=== Your objective ===
Search the material for the string "علیه", then return every line where it is found.

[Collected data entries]
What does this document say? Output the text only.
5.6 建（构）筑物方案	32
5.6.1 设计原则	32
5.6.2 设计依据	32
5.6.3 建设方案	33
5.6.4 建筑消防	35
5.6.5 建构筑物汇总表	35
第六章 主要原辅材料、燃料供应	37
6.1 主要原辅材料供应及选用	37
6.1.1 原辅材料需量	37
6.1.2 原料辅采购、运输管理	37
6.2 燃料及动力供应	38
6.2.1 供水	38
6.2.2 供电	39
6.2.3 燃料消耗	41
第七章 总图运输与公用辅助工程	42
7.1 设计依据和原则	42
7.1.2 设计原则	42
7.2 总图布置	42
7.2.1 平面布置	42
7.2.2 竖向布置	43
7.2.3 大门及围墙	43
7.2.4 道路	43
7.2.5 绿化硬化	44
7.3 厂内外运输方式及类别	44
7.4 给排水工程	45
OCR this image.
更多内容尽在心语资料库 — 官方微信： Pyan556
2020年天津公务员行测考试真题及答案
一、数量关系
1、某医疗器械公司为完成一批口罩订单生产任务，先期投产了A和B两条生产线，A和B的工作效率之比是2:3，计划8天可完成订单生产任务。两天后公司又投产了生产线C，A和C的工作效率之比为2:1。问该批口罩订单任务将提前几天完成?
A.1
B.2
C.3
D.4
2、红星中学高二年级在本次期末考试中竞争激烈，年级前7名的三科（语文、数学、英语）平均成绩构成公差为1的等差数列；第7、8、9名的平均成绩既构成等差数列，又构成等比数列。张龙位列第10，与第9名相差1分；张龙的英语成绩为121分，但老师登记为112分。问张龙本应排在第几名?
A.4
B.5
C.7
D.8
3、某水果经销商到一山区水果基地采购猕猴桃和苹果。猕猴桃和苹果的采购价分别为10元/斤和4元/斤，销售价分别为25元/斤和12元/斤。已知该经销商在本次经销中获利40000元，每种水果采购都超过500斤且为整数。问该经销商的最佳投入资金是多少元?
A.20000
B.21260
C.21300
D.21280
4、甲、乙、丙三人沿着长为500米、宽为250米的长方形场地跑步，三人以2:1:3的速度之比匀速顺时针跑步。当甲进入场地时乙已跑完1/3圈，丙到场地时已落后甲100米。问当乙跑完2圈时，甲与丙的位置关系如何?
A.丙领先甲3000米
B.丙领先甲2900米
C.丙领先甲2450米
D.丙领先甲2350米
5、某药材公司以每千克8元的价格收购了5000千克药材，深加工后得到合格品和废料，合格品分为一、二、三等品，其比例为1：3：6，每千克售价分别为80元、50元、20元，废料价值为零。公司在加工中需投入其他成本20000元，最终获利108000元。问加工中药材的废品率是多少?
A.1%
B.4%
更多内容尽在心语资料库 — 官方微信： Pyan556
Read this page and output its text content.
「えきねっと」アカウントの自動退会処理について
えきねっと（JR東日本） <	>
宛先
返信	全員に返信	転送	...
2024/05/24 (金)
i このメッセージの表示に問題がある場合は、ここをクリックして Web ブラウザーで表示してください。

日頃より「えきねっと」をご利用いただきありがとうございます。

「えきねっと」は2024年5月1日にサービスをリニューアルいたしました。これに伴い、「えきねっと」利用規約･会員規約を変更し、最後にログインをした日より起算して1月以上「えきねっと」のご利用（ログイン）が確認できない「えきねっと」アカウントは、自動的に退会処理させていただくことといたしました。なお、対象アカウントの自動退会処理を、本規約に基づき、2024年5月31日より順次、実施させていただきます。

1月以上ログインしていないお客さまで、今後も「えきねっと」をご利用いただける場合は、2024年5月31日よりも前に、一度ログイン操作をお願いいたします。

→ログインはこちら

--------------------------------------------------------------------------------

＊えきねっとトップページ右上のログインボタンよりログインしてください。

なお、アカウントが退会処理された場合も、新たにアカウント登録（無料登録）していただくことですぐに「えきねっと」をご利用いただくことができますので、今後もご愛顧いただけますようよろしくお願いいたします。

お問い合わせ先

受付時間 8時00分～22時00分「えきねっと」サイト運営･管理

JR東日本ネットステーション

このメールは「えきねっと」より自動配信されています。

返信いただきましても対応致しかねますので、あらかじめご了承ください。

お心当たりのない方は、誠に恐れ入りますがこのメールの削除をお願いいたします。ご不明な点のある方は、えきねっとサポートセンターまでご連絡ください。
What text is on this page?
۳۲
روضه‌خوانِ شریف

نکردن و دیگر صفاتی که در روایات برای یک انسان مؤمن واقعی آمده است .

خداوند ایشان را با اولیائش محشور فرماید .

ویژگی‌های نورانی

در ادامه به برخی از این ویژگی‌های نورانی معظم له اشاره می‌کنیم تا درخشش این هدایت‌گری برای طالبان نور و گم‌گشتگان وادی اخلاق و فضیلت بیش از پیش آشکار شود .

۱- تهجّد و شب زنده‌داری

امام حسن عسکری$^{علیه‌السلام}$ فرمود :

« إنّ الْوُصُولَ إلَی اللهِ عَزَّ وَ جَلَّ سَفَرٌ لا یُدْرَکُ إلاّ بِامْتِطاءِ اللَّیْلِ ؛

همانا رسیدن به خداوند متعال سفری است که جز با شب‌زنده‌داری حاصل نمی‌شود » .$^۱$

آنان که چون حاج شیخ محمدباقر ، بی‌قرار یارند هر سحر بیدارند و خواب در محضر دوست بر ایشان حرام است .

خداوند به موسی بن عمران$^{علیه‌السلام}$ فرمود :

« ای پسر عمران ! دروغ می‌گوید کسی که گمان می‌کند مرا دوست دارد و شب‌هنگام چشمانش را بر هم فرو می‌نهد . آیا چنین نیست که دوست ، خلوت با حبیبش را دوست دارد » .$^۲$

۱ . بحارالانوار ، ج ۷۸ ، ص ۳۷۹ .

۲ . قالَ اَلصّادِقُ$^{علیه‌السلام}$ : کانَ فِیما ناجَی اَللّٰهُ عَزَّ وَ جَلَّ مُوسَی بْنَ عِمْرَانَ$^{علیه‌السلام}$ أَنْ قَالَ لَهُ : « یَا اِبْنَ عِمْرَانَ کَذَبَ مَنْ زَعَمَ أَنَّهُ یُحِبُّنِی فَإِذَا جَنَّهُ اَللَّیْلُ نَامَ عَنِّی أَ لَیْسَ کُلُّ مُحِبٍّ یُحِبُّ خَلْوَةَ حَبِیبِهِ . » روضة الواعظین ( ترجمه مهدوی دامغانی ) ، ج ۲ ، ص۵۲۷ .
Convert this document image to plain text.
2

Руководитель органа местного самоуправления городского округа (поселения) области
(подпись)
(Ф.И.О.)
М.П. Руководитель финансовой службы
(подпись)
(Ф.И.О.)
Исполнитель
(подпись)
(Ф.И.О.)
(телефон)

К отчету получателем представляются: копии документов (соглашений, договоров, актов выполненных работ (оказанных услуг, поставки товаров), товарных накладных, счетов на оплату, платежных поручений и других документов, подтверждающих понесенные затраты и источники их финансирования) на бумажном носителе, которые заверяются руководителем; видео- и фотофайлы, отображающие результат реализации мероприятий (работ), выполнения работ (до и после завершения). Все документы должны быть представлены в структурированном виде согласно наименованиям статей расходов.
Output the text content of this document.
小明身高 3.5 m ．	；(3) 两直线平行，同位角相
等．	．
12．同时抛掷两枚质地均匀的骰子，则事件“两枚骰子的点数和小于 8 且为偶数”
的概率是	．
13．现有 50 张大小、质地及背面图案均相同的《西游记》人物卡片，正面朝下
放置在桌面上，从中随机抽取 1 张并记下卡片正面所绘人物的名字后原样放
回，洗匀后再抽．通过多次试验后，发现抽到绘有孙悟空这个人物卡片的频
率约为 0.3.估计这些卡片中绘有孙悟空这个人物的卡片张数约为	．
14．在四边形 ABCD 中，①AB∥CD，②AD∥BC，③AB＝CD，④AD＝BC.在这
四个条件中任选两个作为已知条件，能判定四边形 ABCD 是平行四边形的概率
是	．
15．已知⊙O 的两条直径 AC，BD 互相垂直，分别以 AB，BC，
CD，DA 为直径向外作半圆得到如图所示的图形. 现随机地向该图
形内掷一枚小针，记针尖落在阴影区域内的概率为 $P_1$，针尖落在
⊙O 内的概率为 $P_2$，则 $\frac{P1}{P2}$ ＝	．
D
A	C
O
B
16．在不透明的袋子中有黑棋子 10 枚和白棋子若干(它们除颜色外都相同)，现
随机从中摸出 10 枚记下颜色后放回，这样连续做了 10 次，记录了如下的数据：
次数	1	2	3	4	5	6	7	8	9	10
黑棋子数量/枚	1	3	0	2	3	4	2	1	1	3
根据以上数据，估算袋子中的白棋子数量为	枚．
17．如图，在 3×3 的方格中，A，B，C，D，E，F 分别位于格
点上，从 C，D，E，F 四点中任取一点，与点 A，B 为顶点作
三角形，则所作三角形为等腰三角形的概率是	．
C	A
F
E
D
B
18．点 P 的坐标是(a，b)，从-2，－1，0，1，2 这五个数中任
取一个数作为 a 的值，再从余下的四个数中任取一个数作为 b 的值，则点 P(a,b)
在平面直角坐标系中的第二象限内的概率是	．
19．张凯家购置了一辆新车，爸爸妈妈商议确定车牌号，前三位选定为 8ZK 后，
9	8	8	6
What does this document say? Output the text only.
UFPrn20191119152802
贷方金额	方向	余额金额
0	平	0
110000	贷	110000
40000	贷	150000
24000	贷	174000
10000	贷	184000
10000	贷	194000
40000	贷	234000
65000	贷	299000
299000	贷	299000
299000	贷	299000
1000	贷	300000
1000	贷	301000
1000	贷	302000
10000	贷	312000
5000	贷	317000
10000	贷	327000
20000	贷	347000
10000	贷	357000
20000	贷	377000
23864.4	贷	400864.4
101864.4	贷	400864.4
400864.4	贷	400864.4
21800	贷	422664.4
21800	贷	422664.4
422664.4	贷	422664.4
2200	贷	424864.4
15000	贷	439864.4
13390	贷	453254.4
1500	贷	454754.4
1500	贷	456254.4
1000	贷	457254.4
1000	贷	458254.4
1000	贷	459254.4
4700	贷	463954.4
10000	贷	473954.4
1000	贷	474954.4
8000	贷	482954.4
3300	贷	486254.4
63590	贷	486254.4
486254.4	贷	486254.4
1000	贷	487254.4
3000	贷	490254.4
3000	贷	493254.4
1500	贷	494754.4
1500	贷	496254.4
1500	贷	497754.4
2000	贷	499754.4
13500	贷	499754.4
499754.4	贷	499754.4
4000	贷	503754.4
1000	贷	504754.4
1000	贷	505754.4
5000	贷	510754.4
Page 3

=== Final result ===
امام حسن عسکری$^{علیه‌السلام}$ فرمود :
خداوند به موسی بن عمران$^{علیه‌السلام}$ فرمود :
۲ . قالَ اَلصّادِقُ$^{علیه‌السلام}$ : کانَ فِیما ناجَی اَللّٰهُ عَزَّ وَ جَلَّ مُوسَی بْنَ عِمْرَانَ$^{علیه‌السلام}$ أَنْ قَالَ لَهُ : « یَا اِبْنَ عِمْرَانَ کَذَبَ مَنْ زَعَمَ أَنَّهُ یُحِبُّنِی فَإِذَا جَنَّهُ اَللَّیْلُ نَامَ عَنِّی أَ لَیْسَ کُلُّ مُحِبٍّ یُحِبُّ خَلْوَةَ حَبِیبِهِ . » روضة الواعظین ( ترجمه مهدوی دامغانی ) ، ج ۲ ، ص۵۲۷ .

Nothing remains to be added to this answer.